Brief 1:
In the post about forge gloves, what does Dave Childress wear when he needs dexterity?
Brief 2:
Write out the post about forge gloves word for word from "[TheForge] gloves" up to and including "resistant gloves.".

Text block:
++++++++++++++++++++

[TheForge] gloves
David Childress
trollkeep at gmail.com
Thu Mar 31 13:40:44 EDT 2011
Those Kelvar groves are used in industry to prevent cuts and they will
melt and are the worst kind of trouble when they do. They resolidify
and are very hard to remove from cooked flesh. Most smiths I know use
just one glove on their off hand. The glove just lets them know that
they are about to be burned before they are cooked, it is kind of like
a fuse. The glove may be trash but it saves on the burn cream.
I steer clean of the Kelvar and use leather driving gloves except when
I have to have dexterity then I use welding gloves or cotton heat
resistant gloves.
The important thing is you do not want to deal with melted Kelvar. It
takes a lot of heat to melt, but you get back up close and personal
when it starts to flow the other way.
Dave Childress
On 3/31/11, Grover.Richardson at gtri.gatech.edu
<Grover.Richardson at gtri.gatech.edu> wrote:
> I wear a glove on the holding hand. Even if the piece is long and cold.
> Main reason is that the glove shields me from some of the piece vibration
> when I hit it. I don't put one on my hammer hand because I have better
> control.
>
> I do use both gloves when doing twists. One hand winds up under the twist
> and hot scale WILL fall into the cup of the open hand below<G>.

++++++++++++++++++++

Records:
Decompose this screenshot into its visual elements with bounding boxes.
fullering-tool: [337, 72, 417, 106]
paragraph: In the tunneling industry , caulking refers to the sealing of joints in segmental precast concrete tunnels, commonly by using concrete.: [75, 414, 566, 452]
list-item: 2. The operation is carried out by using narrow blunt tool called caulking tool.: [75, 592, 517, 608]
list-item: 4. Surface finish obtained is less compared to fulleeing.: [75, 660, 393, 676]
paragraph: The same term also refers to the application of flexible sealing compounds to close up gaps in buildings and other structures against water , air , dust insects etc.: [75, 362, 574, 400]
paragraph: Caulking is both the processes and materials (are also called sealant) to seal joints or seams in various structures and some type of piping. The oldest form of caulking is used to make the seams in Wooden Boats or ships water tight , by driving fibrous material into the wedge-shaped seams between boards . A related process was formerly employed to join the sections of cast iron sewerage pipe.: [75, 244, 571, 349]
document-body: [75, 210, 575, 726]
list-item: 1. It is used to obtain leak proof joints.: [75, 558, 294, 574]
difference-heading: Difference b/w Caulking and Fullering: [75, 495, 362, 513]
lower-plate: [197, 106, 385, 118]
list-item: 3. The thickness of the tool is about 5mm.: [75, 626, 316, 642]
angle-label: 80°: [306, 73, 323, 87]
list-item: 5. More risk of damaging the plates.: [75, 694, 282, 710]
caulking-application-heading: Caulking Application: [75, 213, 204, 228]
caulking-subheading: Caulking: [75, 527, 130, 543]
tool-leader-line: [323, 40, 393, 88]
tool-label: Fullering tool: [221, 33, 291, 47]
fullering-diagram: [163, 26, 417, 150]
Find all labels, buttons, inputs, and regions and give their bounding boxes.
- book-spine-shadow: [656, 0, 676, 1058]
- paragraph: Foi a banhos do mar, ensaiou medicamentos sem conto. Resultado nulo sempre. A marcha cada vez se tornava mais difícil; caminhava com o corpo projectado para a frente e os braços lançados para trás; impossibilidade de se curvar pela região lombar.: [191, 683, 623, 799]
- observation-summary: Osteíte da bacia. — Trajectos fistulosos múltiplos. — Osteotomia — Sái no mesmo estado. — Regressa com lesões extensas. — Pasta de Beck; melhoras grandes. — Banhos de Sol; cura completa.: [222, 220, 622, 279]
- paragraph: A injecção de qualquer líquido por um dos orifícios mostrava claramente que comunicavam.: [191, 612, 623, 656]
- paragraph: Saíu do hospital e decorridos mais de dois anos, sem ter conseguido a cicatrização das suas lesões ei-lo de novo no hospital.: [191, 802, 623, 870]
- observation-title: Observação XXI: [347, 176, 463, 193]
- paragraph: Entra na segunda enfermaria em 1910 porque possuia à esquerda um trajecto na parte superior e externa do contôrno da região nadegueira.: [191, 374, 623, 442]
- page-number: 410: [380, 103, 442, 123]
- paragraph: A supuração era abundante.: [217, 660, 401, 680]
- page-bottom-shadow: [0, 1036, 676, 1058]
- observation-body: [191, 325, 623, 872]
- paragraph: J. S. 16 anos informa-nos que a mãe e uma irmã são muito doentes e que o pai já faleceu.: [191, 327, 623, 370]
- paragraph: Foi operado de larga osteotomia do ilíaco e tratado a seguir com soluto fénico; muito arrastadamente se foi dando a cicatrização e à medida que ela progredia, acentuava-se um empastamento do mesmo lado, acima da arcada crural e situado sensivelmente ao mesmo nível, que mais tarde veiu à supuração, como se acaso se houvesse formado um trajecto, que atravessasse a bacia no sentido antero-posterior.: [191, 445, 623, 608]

++++++++++++++++++++

Written response 1:
Welding gloves or cotton heat resistant gloves.

Written response 2:
[TheForge] gloves
David Childress
trollkeep at gmail.com
Thu Mar 31 13:40:44 EDT 2011
Those Kelvar groves are used in industry to prevent cuts and they will
melt and are the worst kind of trouble when they do. They resolidify
and are very hard to remove from cooked flesh. Most smiths I know use
just one glove on their off hand. The glove just lets them know that
they are about to be burned before they are cooked, it is kind of like
a fuse. The glove may be trash but it saves on the burn cream.
I steer clean of the Kelvar and use leather driving gloves except when
I have to have dexterity then I use welding gloves or cotton heat
resistant gloves.